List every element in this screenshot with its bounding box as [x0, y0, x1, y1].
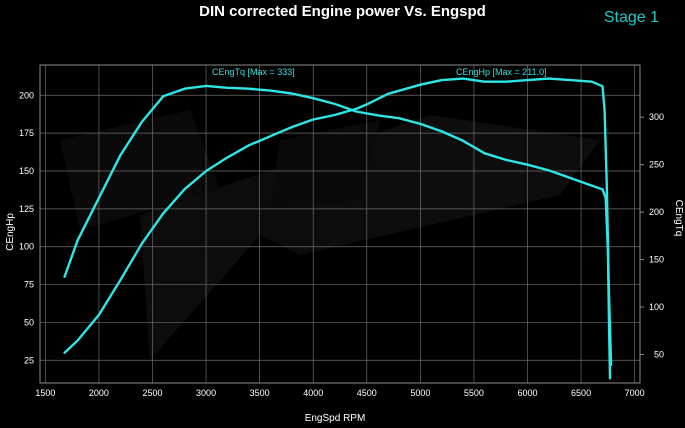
left-axis-label: CEngHp	[5, 213, 16, 251]
left-axis-ticks: 25 50 75 100 125 150 175 200	[19, 90, 34, 365]
chart-title: DIN corrected Engine power Vs. Engspd	[199, 3, 486, 20]
series-label-power: CEngHp [Max = 211.0]	[456, 67, 547, 77]
left-tick-label: 175	[19, 128, 34, 138]
x-tick-label: 3000	[196, 388, 216, 398]
left-tick-label: 25	[24, 355, 34, 365]
left-tick-label: 75	[24, 280, 34, 290]
series-group	[63, 77, 613, 380]
x-tick-label: 3500	[250, 388, 270, 398]
x-tick-label: 6000	[517, 388, 537, 398]
x-tick-label: 4500	[357, 388, 377, 398]
watermark-logo	[60, 110, 600, 360]
x-tick-label: 4000	[303, 388, 323, 398]
left-tick-label: 125	[19, 204, 34, 214]
series-line-torque	[63, 84, 612, 380]
stage-label: Stage 1	[603, 9, 659, 26]
right-tick-label: 300	[649, 112, 664, 122]
right-tick-label: 100	[649, 302, 664, 312]
x-tick-label: 1500	[35, 388, 55, 398]
plot-frame	[39, 64, 641, 384]
left-tick-label: 100	[19, 242, 34, 252]
right-tick-label: 50	[654, 350, 664, 360]
x-tick-label: 6500	[571, 388, 591, 398]
left-tick-label: 200	[19, 90, 34, 100]
series-label-torque: CEngTq [Max = 333]	[212, 67, 295, 77]
x-tick-label: 5500	[464, 388, 484, 398]
right-axis-ticks: 50 100 150 200 250 300	[640, 112, 664, 360]
right-axis-label: CEngTq	[673, 200, 684, 237]
left-tick-label: 150	[19, 166, 34, 176]
x-tick-label: 7000	[625, 388, 645, 398]
x-tick-label: 2500	[142, 388, 162, 398]
x-tick-label: 5000	[410, 388, 430, 398]
right-tick-label: 200	[649, 207, 664, 217]
series-line-power	[63, 77, 613, 366]
x-tick-label: 2000	[89, 388, 109, 398]
right-tick-label: 250	[649, 160, 664, 170]
left-tick-label: 50	[24, 317, 34, 327]
x-axis-label: EngSpd RPM	[305, 413, 366, 424]
right-tick-label: 150	[649, 255, 664, 265]
x-axis-ticks: 1500 2000 2500 3000 3500 4000 4500 5000 5500 6000…	[35, 388, 644, 398]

=-=-=

*Required work*
Copy out the records above exactly, everything from the line containing "213, 16, 251]" down to the line containing "128, 34, 138]", including both of those lines.

*Result of this exercise*
left-axis-label: CEngHp	[5, 213, 16, 251]
left-axis-ticks: 25 50 75 100 125 150 175 200	[19, 90, 34, 365]
chart-title: DIN corrected Engine power Vs. Engspd	[199, 3, 486, 20]
series-label-power: CEngHp [Max = 211.0]	[456, 67, 547, 77]
left-tick-label: 175	[19, 128, 34, 138]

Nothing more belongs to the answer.